[Begin SOURCE MATERIAL]
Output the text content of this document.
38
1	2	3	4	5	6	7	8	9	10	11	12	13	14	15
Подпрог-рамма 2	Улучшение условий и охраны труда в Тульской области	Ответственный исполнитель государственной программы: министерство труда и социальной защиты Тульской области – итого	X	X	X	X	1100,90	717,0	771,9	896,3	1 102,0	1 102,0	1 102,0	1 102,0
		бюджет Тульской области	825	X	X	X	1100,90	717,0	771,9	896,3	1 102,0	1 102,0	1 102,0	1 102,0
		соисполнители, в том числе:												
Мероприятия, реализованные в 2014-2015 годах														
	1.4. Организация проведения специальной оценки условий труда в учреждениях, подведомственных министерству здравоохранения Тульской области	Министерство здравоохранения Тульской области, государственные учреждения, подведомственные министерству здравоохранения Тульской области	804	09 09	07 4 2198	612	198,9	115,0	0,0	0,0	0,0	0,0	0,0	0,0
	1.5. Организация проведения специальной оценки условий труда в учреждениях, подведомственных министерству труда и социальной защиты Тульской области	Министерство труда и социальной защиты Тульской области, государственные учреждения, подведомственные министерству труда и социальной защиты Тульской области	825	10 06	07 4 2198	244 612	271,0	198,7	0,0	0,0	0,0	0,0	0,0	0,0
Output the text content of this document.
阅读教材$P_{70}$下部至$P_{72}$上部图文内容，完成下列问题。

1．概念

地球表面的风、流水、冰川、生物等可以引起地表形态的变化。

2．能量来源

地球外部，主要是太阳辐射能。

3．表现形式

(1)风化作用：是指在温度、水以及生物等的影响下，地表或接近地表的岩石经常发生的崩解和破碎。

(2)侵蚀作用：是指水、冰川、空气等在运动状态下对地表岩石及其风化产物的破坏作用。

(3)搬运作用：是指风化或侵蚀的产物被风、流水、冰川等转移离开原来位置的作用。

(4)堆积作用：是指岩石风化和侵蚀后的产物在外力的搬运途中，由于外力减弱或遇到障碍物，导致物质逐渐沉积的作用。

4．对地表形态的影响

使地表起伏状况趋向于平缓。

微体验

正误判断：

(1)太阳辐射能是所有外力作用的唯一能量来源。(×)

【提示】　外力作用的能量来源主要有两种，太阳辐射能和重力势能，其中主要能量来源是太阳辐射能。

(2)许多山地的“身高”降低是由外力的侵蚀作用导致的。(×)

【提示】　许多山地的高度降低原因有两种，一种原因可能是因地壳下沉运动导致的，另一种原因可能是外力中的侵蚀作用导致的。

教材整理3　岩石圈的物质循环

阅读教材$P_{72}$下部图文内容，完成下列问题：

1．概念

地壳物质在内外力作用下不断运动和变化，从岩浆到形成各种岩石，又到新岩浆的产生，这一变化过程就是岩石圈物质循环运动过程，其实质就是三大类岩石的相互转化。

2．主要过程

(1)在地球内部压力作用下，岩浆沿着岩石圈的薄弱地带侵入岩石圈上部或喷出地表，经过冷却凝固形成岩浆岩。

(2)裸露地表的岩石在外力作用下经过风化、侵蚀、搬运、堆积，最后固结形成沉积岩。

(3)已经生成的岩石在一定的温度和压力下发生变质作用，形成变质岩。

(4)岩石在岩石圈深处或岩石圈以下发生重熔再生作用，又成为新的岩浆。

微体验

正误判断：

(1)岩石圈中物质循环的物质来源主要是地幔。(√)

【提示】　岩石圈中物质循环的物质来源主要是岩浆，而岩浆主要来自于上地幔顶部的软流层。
[End SOURCE MATERIAL]
> [TASK REQUIREMENTS]:
Only the number is required: the count of lines containing the word "труда".

> [CORRECT ANSWER]:
3